* [EXERCISES]
1. In the blog post about putting together development plans for people, how many times does the writer ask "what are you talking about?"
2. Extend the blog post about quietly building development plans for people, starting after its final sentence.

* [SELECTED EXTRACT]
---------------

Monday, November 13, 2006

The Bad Guy

So... the other night, at dinner, JLa, my ace, says to Nineveh, "That's my plan for you. That's what I want to help you develop over the next year."

I stopped mid-burrito. Stunned.

You mean I am not the only person who puts together development plans for people? You mean there is somebody else who sizes people up and says, "This is what you need to get where you need to be"?

I asked her at least five times, "what are you talking about?" just to be sure that I was witnessing what I thought I was.

I'm not the only one.

I've been doing it for years, most often with Black Women, but every once in awhile putting together a personal development plan for a Black Man when I can.

Most times, you can't tell people. Nin is the first person I have ever heard say, "I am just pleased that you care enough about me to  help me grow."

Most people ain't like that.

So you have to be covert. You have to disguise lessons as experience. Asking questions instead giving answers. Allowing people to come to the conclusions that you already know they should.

---------------

* [ENTRIES PROVIDED]
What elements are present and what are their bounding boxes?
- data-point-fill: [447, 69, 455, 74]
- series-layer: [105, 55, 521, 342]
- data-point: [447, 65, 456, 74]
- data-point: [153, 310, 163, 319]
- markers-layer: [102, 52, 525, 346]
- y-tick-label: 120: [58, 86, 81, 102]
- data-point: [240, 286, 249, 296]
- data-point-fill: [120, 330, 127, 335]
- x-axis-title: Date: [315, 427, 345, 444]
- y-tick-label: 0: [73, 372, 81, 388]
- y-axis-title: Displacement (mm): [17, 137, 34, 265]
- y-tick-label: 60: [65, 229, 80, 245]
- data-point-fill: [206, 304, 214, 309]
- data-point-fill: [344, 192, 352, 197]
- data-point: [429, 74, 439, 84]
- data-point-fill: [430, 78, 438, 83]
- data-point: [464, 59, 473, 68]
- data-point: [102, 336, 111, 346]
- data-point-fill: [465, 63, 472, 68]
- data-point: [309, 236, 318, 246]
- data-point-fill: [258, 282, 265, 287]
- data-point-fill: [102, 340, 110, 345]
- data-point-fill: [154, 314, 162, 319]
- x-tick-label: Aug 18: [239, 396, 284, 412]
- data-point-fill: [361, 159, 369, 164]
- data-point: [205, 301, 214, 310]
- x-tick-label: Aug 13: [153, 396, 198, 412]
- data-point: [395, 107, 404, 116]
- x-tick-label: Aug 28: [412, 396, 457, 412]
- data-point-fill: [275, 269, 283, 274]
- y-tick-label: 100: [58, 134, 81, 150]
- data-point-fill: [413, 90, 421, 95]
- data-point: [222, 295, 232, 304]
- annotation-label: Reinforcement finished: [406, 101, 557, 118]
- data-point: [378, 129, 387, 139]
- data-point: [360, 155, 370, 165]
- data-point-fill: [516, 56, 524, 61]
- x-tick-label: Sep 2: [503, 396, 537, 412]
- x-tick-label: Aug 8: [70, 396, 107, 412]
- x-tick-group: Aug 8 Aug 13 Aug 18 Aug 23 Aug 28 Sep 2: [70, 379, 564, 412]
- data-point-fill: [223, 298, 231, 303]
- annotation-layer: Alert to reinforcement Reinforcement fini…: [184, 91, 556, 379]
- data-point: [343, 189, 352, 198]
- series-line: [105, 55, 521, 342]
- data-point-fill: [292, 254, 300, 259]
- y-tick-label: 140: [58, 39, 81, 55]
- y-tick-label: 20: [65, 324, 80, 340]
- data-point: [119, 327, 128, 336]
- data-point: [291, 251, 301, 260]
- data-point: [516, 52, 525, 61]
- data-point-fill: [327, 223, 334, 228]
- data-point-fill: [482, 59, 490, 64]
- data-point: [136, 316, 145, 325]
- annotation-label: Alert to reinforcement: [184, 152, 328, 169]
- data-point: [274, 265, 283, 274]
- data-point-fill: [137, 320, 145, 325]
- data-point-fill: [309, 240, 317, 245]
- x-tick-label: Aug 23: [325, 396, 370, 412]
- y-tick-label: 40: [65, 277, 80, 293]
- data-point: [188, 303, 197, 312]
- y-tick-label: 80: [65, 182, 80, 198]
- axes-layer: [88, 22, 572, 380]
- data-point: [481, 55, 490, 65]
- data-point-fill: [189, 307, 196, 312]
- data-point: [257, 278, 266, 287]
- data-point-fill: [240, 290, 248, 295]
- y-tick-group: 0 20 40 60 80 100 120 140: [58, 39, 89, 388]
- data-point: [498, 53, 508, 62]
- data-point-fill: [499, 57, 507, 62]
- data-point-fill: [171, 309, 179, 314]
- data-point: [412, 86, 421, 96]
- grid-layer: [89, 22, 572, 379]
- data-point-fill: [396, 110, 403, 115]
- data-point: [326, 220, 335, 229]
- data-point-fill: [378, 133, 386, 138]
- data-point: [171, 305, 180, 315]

---------------

* [YOUR WRITTEN ANSWERS]
1. At least five times.

2.
For me.... as a man, dealing with women in this way, it often makes me The Bad Guy.

People ask, "Man, what did you do to her?" when they learn of the *interesting* reactions many women in my life, what am I supposed to say?

"I fixed her. And she liked it."
Far too arrogant sounding, regardless of how accurate it may or may not be.

So I don't even tell people 90% of the crazy stuff that happens. For it always seems to make ME look bad.

In the last year, I actually kinda retired, deciding to focus on myself rather than developing self-esteem, pride, consciousness, God-Consciousness, discipline into grown folks.

But sometimes.... it is better to help someone and be The Bad Guy than it would be to leave her alone.

And I am in that situation now.


I met somebody a couple o' weeks ago. Gorgeous Sista, couple of degrees, good job, intelligent, funny, etc...

In my mind, I was half thinking she was too good to be true, and half thinking that maybe, possibly I had finally met HER.

The other night, our first conversation set me straight.
We talked for hours, about everything: politics, white folk, Black Folk, music, TV, mind control, racism, sushi, blue colors......

And if the conversation had ended at 11pm instead of 11:30, maybe things would be different right now.

But she said too much.

I asked her, innocently, what makes her such the incredible catch she bragged on being. Her reply:

"Because I'm really good in bed."

I waited for laughter that was not going to come.

But, I'm also an intellectual gangsta, so I recover in nanoseconds.

"How exactly do you know this, young lady?" I asked, with an intentional flirtatious hint in my tone.

"Everybody who has slept with me has said so."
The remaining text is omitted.